» **Page text entries**:
==================================================

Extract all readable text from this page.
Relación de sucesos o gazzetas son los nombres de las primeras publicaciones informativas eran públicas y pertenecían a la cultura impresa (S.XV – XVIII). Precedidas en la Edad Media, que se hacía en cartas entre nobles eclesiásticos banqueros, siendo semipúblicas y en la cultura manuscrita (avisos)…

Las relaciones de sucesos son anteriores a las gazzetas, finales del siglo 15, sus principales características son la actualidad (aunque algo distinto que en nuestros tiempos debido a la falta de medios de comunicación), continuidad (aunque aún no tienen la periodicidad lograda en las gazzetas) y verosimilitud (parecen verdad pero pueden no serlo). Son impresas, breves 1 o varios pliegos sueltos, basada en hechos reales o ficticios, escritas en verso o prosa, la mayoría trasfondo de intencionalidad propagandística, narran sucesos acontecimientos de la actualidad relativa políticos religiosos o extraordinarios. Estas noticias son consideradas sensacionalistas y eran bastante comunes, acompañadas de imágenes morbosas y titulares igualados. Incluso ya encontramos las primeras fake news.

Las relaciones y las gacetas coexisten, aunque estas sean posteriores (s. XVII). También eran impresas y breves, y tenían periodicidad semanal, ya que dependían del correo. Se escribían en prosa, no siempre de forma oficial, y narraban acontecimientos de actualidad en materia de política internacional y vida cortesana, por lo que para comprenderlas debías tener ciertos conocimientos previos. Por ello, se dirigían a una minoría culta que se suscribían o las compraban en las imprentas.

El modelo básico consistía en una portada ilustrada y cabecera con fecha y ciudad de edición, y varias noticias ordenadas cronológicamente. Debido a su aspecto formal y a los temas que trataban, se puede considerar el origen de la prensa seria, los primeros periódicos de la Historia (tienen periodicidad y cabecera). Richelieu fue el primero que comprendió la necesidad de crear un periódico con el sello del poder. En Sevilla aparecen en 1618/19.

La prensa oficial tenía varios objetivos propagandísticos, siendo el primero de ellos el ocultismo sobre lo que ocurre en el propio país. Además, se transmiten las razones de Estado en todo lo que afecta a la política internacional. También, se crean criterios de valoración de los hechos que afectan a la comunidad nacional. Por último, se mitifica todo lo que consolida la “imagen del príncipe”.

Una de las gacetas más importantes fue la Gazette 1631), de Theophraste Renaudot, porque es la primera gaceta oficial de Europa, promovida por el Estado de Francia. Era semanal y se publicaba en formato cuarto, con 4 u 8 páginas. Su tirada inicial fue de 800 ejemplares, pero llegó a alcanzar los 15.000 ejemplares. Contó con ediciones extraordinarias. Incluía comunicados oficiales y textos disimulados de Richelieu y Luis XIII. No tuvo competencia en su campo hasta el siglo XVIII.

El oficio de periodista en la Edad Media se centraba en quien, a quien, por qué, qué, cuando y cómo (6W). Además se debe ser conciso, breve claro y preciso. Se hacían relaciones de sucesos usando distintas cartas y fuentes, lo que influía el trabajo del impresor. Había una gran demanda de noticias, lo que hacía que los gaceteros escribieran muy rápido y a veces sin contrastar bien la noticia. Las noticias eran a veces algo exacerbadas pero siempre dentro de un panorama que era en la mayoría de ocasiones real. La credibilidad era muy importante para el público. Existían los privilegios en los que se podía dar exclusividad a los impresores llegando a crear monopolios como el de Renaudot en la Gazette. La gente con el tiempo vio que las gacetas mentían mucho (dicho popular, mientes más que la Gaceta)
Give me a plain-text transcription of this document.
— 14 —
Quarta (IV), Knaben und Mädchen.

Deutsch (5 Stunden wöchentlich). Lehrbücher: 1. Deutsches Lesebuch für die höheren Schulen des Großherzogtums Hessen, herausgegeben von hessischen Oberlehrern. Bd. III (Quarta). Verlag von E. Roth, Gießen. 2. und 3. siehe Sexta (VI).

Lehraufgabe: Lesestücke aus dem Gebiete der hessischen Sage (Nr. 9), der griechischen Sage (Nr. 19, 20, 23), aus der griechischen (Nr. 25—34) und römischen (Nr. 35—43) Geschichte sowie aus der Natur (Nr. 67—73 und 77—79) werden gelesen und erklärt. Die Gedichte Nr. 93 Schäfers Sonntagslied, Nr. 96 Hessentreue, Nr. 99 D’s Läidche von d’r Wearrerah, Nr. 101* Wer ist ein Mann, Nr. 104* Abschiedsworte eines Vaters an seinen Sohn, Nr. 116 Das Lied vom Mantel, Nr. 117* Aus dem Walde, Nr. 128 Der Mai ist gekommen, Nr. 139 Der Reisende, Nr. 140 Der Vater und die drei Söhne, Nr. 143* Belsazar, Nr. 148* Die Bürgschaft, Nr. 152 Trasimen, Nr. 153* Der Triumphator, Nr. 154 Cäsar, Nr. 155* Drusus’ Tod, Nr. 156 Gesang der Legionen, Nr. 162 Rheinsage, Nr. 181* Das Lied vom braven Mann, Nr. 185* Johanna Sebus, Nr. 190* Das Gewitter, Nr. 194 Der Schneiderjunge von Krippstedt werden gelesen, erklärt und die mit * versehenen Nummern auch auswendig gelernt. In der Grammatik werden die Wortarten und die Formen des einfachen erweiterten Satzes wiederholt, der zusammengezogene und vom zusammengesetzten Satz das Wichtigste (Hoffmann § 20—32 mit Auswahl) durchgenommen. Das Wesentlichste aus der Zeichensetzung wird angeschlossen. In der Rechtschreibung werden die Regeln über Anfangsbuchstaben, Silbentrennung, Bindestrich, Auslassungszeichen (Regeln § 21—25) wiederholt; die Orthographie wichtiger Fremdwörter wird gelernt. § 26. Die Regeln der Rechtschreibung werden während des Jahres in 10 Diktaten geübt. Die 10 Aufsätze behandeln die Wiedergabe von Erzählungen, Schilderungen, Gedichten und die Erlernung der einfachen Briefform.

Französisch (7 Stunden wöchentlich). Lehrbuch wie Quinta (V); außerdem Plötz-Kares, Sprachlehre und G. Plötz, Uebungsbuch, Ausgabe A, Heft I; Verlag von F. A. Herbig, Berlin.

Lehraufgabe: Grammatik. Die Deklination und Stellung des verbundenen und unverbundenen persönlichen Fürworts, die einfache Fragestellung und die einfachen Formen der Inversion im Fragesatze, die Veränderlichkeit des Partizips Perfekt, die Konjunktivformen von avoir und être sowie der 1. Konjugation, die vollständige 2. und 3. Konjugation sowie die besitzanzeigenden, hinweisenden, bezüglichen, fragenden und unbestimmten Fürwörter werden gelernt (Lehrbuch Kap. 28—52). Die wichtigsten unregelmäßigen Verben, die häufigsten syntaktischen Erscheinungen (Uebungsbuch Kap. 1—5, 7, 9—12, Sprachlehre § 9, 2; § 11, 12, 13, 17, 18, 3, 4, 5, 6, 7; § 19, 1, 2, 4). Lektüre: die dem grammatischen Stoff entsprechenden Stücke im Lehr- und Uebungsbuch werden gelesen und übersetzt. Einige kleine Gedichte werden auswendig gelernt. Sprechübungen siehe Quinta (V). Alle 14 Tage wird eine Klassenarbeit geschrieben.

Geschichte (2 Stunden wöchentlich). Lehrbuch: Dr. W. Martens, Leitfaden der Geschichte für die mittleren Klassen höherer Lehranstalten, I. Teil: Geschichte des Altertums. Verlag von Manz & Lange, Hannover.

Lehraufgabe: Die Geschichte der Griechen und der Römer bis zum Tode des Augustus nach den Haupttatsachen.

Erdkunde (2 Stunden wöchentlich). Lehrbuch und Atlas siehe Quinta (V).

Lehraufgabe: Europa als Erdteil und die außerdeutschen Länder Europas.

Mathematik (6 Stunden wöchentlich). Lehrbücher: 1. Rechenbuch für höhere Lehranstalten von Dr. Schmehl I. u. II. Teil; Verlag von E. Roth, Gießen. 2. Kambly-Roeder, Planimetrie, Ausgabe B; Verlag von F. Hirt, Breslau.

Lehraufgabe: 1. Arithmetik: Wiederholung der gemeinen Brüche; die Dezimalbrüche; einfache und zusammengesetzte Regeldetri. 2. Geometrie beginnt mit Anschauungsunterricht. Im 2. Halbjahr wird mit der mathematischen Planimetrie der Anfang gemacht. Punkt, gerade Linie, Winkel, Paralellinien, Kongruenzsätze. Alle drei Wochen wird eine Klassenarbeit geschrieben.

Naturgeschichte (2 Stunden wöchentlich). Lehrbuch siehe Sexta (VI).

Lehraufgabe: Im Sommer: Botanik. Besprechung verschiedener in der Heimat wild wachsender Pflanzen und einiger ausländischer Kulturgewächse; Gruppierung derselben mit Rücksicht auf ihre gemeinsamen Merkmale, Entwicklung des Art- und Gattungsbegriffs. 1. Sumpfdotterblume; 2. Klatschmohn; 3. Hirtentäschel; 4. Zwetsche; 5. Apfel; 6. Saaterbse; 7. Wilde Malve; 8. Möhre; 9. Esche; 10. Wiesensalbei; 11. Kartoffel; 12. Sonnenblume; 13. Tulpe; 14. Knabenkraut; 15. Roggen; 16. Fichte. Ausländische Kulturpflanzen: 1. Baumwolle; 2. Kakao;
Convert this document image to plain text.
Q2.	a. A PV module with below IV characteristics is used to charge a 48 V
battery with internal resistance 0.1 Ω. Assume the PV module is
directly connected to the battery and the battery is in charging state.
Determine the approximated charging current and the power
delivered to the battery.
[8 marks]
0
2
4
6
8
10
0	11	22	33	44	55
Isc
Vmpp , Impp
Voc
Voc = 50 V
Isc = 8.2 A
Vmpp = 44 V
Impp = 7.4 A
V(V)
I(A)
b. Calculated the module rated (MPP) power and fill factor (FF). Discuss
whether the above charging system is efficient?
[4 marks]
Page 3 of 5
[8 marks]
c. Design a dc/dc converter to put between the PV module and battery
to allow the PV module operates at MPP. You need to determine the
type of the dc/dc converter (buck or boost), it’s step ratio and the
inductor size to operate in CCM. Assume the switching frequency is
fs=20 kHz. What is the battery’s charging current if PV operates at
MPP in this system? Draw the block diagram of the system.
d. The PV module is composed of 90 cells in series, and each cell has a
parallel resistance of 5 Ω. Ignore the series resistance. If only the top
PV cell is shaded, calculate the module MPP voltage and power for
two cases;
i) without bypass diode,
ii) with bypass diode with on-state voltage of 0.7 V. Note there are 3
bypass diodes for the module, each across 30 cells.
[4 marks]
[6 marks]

==================================================

» **YOUR INSTRUCTIONS**:
Reproduce the records above exactly, starting with the line that contains "Convert this document image to plain text." and ending with the last line.

» **OUTPUT FOR THIS TASK**:
Convert this document image to plain text.
Q2.	a. A PV module with below IV characteristics is used to charge a 48 V
battery with internal resistance 0.1 Ω. Assume the PV module is
directly connected to the battery and the battery is in charging state.
Determine the approximated charging current and the power
delivered to the battery.
[8 marks]
0
2
4
6
8
10
0	11	22	33	44	55
Isc
Vmpp , Impp
Voc
Voc = 50 V
Isc = 8.2 A
Vmpp = 44 V
Impp = 7.4 A
V(V)
I(A)
b. Calculated the module rated (MPP) power and fill factor (FF). Discuss
whether the above charging system is efficient?
[4 marks]
Page 3 of 5
[8 marks]
c. Design a dc/dc converter to put between the PV module and battery
to allow the PV module operates at MPP. You need to determine the
type of the dc/dc converter (buck or boost), it’s step ratio and the
inductor size to operate in CCM. Assume the switching frequency is
fs=20 kHz. What is the battery’s charging current if PV operates at
MPP in this system? Draw the block diagram of the system.
d. The PV module is composed of 90 cells in series, and each cell has a
parallel resistance of 5 Ω. Ignore the series resistance. If only the top
PV cell is shaded, calculate the module MPP voltage and power for
two cases;
i) without bypass diode,
ii) with bypass diode with on-state voltage of 0.7 V. Note there are 3
bypass diodes for the module, each across 30 cells.
[4 marks]
[6 marks]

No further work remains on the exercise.